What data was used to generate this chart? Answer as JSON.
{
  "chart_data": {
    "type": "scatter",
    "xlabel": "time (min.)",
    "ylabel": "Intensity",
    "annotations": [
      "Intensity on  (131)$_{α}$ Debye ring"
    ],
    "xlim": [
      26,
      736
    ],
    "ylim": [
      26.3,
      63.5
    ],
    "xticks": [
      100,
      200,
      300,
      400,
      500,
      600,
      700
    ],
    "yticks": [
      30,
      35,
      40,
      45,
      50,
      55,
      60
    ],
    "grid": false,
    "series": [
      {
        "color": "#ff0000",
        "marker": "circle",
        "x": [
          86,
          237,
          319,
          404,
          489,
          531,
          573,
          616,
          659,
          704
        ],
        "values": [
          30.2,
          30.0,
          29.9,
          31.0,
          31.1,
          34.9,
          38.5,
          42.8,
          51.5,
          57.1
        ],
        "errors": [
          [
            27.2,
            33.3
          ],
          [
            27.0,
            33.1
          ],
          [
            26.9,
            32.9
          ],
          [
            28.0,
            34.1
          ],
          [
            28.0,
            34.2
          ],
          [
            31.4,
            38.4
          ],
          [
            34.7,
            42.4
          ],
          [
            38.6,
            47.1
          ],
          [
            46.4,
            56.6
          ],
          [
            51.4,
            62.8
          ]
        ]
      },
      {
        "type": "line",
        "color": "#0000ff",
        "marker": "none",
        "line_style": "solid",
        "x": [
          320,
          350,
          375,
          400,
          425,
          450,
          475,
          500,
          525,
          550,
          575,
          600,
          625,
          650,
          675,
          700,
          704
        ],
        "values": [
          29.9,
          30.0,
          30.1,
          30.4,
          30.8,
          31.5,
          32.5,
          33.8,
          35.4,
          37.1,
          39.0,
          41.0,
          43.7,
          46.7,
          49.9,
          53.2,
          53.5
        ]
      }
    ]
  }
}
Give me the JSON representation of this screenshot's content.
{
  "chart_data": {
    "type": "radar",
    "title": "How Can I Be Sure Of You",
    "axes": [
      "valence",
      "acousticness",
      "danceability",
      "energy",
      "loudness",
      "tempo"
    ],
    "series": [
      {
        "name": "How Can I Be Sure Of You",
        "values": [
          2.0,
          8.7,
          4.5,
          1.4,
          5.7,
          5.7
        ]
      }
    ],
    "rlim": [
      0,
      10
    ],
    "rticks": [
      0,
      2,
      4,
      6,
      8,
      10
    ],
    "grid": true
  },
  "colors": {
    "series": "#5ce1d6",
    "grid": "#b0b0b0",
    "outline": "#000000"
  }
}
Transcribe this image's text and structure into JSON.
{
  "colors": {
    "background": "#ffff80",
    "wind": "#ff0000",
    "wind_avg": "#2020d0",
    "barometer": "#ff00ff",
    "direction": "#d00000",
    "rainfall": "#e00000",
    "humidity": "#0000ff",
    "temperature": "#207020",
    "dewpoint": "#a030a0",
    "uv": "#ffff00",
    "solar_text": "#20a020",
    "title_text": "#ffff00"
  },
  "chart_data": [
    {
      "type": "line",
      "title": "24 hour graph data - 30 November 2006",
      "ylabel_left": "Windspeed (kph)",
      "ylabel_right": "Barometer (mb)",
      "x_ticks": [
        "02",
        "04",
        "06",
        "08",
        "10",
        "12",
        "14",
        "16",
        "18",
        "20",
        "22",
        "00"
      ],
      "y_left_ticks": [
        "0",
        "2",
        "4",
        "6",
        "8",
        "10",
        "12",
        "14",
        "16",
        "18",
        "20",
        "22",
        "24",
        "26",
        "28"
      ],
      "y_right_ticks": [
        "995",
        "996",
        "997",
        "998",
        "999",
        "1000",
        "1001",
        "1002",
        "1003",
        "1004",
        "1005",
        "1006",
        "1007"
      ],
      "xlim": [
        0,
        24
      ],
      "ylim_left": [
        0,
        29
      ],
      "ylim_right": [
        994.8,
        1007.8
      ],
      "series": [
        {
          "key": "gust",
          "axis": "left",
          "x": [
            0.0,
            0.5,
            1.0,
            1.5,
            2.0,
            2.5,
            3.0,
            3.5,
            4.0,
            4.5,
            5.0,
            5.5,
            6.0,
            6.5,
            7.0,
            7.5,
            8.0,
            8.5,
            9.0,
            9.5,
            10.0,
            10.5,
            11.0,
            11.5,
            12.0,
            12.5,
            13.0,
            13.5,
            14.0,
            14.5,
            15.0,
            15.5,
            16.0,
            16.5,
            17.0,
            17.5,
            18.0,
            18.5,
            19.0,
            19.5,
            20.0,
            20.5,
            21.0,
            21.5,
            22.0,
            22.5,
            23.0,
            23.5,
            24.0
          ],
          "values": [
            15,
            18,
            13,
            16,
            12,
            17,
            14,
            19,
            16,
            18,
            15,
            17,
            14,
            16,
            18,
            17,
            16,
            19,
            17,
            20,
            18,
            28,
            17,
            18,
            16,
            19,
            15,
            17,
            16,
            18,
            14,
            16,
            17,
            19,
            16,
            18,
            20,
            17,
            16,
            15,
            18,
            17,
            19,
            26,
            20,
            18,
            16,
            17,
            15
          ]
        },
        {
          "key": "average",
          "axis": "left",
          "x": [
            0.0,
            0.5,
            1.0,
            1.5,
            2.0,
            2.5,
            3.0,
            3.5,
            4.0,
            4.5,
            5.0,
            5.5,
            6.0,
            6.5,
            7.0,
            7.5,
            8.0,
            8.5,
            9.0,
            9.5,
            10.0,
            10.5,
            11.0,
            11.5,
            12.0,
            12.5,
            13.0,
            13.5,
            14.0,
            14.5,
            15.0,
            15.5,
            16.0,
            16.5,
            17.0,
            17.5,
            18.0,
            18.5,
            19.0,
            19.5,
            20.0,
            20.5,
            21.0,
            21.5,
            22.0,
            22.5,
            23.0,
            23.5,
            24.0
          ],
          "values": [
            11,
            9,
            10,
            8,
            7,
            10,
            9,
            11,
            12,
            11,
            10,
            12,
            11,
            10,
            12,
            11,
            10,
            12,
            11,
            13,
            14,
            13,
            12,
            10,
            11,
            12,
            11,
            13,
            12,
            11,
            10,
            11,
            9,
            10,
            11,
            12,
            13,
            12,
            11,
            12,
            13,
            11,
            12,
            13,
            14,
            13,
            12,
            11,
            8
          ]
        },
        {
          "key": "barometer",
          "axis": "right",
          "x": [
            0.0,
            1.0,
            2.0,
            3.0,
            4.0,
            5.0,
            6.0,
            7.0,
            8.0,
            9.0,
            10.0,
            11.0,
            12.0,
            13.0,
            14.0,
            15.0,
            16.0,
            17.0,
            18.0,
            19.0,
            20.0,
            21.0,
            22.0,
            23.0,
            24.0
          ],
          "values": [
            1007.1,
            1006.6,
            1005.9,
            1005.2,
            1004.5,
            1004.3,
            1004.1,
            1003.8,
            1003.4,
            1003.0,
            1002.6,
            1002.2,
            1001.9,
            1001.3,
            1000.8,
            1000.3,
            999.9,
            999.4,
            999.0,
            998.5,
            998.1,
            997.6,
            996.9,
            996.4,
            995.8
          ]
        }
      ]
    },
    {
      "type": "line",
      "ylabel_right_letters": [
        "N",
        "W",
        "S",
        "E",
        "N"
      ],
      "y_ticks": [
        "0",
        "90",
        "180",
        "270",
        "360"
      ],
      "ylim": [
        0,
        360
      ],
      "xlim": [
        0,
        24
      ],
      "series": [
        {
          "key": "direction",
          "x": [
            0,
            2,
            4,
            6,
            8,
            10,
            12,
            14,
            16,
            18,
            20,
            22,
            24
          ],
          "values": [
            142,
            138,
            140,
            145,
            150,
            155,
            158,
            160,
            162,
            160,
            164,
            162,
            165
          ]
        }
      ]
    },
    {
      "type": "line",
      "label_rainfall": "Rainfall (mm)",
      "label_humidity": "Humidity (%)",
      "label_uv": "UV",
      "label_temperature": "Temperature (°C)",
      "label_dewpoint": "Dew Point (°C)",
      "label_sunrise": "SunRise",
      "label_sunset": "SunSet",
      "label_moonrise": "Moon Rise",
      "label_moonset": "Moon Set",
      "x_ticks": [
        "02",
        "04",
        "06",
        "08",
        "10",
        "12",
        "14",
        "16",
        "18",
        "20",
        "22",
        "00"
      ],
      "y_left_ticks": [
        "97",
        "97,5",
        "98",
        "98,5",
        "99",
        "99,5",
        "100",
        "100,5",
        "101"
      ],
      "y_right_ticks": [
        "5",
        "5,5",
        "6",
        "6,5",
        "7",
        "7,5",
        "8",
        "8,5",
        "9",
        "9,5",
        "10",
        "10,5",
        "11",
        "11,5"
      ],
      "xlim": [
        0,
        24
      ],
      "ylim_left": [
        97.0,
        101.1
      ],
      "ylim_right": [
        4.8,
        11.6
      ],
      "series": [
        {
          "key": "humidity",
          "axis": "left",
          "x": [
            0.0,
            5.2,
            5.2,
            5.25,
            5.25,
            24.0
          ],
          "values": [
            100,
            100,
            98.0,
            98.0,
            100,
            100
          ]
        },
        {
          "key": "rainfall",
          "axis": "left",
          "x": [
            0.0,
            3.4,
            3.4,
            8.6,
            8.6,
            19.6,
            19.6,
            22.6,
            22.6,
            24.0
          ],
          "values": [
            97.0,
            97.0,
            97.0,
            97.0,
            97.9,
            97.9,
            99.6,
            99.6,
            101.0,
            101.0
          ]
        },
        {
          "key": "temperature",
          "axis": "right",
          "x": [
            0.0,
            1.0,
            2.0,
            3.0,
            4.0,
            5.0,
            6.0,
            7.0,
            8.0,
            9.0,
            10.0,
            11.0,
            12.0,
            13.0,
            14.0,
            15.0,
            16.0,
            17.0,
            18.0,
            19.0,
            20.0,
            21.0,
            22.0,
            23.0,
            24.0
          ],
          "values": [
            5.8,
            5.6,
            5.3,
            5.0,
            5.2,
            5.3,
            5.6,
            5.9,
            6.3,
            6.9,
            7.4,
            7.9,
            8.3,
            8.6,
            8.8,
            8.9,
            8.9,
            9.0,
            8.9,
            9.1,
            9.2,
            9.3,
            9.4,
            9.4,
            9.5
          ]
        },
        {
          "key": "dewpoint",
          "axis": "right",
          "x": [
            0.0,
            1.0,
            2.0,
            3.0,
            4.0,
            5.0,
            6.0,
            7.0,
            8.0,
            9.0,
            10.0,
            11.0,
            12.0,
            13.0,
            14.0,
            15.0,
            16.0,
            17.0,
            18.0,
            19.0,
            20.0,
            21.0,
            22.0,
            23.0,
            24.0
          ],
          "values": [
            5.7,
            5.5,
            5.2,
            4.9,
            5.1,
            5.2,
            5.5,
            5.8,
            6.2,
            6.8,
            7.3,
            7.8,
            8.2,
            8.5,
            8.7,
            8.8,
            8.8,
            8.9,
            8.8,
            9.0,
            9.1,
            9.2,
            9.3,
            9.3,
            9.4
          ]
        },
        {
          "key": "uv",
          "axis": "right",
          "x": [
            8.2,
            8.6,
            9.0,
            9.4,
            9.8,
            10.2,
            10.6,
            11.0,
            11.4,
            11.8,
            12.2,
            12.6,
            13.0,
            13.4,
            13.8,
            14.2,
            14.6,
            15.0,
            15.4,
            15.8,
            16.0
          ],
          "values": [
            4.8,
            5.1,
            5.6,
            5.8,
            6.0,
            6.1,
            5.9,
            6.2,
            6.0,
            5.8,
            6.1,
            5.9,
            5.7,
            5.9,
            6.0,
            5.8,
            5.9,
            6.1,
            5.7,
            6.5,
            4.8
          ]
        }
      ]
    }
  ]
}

+ + + +

# WHAT IS EXPECTED
Give the count of lines in the listing above that include "JSON", with no other words.

# CORRECT RESPONSE
3